__Exercise materials__

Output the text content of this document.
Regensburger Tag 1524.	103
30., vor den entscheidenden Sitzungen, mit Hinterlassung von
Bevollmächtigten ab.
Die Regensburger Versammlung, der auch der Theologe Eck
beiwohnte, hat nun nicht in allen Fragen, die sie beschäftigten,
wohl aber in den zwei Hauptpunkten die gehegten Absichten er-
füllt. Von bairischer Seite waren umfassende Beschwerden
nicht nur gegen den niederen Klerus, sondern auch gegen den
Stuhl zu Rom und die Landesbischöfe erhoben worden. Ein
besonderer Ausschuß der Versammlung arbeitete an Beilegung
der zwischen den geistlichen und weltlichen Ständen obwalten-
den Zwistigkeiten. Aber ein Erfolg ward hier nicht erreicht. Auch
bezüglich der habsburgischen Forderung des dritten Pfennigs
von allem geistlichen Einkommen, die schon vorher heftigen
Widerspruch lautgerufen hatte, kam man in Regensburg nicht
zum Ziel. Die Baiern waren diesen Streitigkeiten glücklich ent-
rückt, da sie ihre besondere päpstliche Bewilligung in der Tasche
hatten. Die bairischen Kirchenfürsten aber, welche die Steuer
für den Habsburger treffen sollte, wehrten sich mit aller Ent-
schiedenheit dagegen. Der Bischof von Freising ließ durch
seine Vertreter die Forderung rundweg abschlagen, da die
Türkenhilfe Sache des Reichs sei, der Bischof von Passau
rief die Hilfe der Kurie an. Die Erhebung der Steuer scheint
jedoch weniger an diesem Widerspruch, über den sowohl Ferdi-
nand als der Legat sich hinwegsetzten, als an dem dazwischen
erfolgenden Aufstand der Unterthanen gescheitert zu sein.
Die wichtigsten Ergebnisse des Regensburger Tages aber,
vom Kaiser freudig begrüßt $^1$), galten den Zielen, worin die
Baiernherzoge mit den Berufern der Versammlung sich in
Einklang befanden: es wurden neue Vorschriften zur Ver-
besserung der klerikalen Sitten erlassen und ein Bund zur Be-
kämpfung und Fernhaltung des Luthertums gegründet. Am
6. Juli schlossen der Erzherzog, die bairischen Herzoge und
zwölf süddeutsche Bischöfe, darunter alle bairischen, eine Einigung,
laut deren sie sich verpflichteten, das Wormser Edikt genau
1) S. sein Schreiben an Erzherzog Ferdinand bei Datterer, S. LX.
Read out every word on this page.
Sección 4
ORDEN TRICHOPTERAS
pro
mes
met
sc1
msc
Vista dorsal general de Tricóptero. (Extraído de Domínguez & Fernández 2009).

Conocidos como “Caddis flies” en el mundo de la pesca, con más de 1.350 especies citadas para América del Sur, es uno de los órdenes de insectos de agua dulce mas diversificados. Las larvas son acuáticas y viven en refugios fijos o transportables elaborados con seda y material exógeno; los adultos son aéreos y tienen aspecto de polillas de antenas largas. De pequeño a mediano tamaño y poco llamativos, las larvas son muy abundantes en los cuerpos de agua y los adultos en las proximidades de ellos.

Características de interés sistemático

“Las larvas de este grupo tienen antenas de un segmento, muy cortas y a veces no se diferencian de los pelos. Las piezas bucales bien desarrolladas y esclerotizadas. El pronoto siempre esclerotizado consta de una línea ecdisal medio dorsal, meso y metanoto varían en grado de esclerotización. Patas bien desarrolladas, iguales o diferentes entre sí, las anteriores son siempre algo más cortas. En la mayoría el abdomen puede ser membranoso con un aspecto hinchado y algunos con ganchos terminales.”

__Given task__
State the count of lines in the data holding the word "Regensburger", adding nothing to it.

__Exercise response__
3